◆ What you will do ◆
Your task is to filter the data below down to the lines holding "color".

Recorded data
————————

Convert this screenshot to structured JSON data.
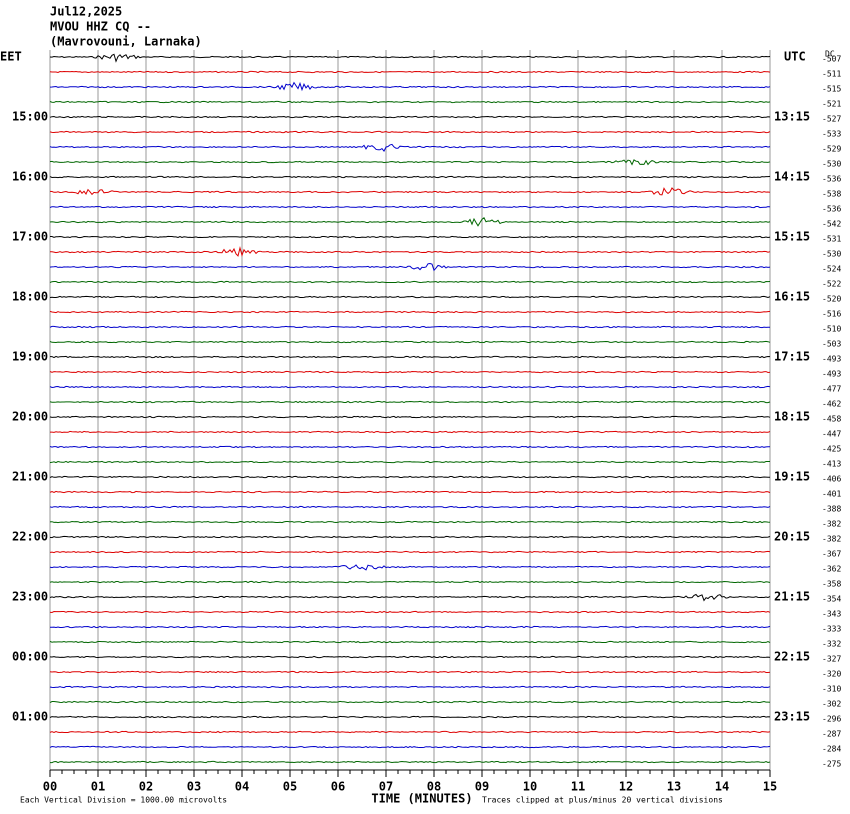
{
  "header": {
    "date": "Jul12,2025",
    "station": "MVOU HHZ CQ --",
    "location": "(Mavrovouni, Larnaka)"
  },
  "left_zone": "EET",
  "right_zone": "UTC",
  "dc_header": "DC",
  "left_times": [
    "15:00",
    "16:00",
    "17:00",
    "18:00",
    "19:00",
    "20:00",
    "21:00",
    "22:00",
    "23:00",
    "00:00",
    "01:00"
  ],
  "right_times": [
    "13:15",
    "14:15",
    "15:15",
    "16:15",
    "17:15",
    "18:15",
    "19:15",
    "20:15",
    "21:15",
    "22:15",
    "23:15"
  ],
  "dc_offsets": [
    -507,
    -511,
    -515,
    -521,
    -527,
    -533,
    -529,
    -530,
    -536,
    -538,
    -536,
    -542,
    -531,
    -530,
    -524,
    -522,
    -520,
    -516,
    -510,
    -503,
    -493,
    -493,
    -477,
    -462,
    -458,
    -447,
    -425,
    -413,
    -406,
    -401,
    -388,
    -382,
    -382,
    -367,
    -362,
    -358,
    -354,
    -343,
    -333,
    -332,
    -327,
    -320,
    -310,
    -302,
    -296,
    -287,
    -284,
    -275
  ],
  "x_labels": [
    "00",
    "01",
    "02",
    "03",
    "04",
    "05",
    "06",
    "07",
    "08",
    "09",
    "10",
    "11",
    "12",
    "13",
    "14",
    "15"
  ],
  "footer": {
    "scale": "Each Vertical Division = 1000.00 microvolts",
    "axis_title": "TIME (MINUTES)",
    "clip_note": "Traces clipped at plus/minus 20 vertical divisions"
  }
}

————————

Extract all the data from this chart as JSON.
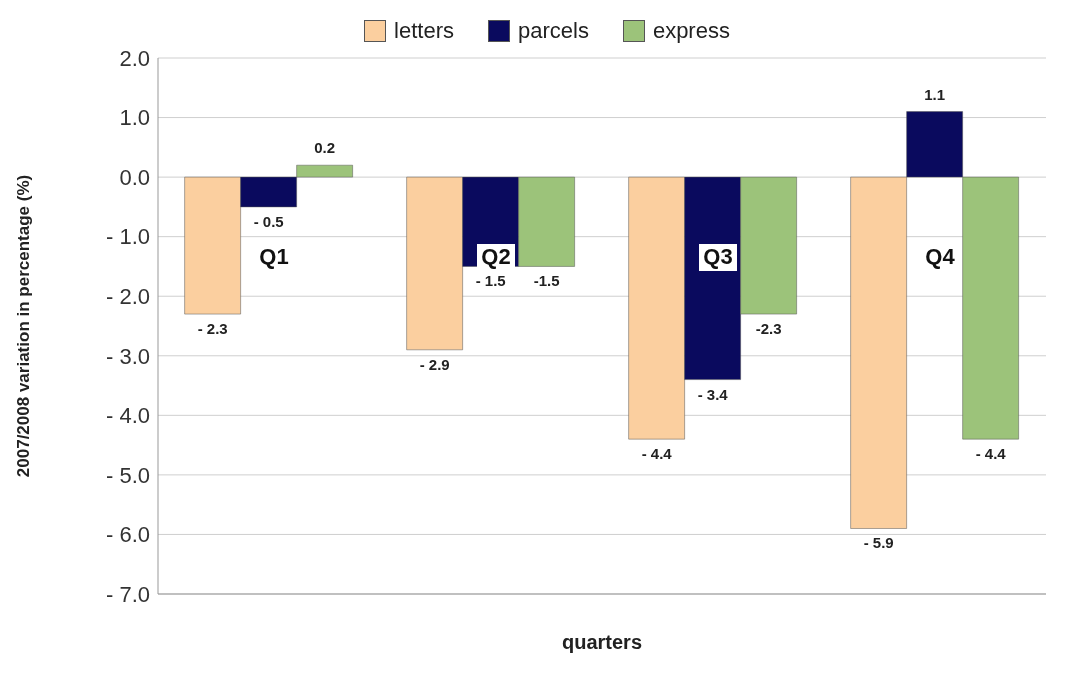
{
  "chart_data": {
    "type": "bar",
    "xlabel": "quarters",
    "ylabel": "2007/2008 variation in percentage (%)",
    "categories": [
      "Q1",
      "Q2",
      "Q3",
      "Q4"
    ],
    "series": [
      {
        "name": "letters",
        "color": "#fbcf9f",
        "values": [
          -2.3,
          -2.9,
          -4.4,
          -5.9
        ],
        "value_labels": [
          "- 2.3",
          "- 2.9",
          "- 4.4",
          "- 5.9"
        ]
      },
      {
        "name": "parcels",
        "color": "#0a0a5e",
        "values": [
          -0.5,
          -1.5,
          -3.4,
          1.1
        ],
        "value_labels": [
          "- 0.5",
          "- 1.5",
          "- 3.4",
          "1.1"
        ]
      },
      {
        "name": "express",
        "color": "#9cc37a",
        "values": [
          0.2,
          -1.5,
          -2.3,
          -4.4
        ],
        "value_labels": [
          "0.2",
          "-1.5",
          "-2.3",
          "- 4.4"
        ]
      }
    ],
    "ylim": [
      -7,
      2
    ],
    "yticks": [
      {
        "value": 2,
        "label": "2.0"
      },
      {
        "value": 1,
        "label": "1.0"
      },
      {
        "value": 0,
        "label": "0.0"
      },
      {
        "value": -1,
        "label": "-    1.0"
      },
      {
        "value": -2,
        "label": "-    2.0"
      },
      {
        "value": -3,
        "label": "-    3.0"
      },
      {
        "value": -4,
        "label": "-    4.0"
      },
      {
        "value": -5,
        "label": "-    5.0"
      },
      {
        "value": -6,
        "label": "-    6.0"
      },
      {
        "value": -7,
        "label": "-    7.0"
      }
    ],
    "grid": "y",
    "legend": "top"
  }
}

————————

◆ Answer to the exercise ◆
        "color": "#fbcf9f",
        "color": "#0a0a5e",
        "color": "#9cc37a",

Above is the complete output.